Challenge = Please copy the following items line for line, leaving out the pictures.

Listing =
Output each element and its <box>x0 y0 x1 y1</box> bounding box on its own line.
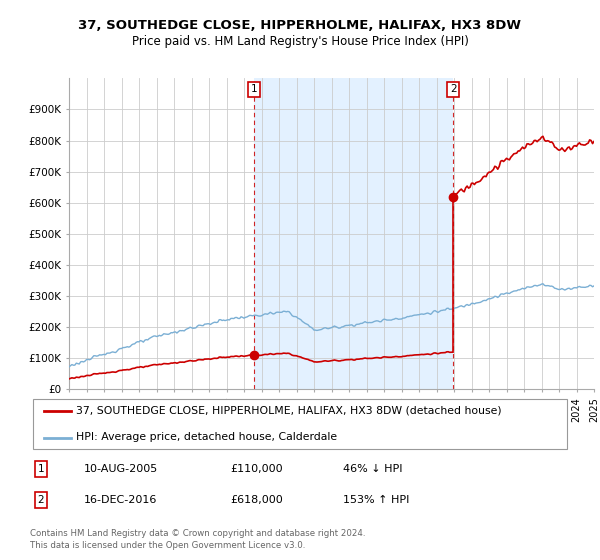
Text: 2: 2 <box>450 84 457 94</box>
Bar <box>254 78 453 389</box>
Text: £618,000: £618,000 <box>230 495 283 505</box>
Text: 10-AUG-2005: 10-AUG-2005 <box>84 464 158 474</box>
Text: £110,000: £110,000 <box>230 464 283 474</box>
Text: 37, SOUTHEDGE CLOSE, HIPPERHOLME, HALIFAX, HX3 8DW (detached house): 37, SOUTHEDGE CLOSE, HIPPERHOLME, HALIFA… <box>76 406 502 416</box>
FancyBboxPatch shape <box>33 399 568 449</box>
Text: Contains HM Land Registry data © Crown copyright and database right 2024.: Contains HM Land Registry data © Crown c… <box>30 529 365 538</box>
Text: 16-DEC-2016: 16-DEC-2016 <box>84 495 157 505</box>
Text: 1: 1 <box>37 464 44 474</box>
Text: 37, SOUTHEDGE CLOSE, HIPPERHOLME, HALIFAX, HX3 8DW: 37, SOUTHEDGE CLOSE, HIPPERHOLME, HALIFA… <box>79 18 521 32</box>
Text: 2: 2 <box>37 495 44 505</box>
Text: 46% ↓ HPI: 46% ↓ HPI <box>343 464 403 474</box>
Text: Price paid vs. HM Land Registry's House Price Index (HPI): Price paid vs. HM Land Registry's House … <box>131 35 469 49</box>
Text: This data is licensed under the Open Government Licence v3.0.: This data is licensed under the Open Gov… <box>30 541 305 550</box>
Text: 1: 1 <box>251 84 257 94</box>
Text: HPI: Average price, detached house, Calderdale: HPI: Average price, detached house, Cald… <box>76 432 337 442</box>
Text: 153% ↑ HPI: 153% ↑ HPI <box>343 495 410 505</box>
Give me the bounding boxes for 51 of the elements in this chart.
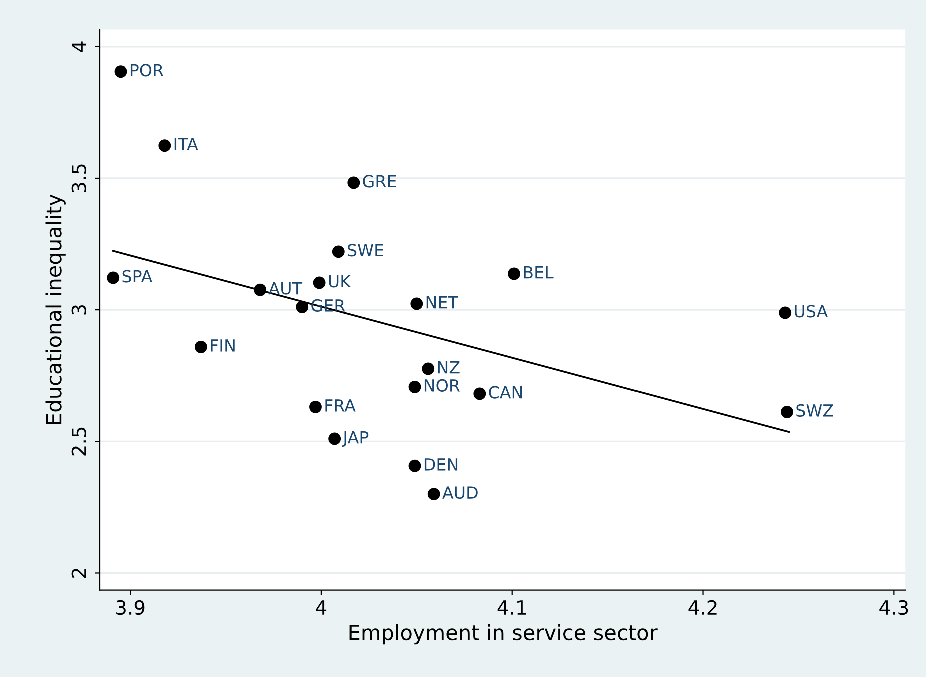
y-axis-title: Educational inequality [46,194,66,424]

Correct result =
Output each element and its <box>x0 y0 x1 y1</box> bounding box on its own line.
Text: 2: 2 <box>450 84 457 94</box>
Bar <box>254 78 453 389</box>
Text: £618,000: £618,000 <box>230 495 283 505</box>
Text: 10-AUG-2005: 10-AUG-2005 <box>84 464 158 474</box>
Text: £110,000: £110,000 <box>230 464 283 474</box>
Text: 37, SOUTHEDGE CLOSE, HIPPERHOLME, HALIFAX, HX3 8DW (detached house): 37, SOUTHEDGE CLOSE, HIPPERHOLME, HALIFA… <box>76 406 502 416</box>
FancyBboxPatch shape <box>33 399 568 449</box>
Text: Contains HM Land Registry data © Crown copyright and database right 2024.: Contains HM Land Registry data © Crown c… <box>30 529 365 538</box>
Text: 16-DEC-2016: 16-DEC-2016 <box>84 495 157 505</box>
Text: 1: 1 <box>37 464 44 474</box>
Text: 37, SOUTHEDGE CLOSE, HIPPERHOLME, HALIFAX, HX3 8DW: 37, SOUTHEDGE CLOSE, HIPPERHOLME, HALIFA… <box>79 18 521 32</box>
Text: 2: 2 <box>37 495 44 505</box>
Text: 46% ↓ HPI: 46% ↓ HPI <box>343 464 403 474</box>
Text: Price paid vs. HM Land Registry's House Price Index (HPI): Price paid vs. HM Land Registry's House … <box>131 35 469 49</box>
Text: This data is licensed under the Open Government Licence v3.0.: This data is licensed under the Open Gov… <box>30 541 305 550</box>
Text: 1: 1 <box>251 84 257 94</box>
Text: HPI: Average price, detached house, Calderdale: HPI: Average price, detached house, Cald… <box>76 432 337 442</box>
Text: 153% ↑ HPI: 153% ↑ HPI <box>343 495 410 505</box>
Give me the bounding boxes for 51 of the elements in this chart.
y-axis-title: Educational inequality [46,194,66,424]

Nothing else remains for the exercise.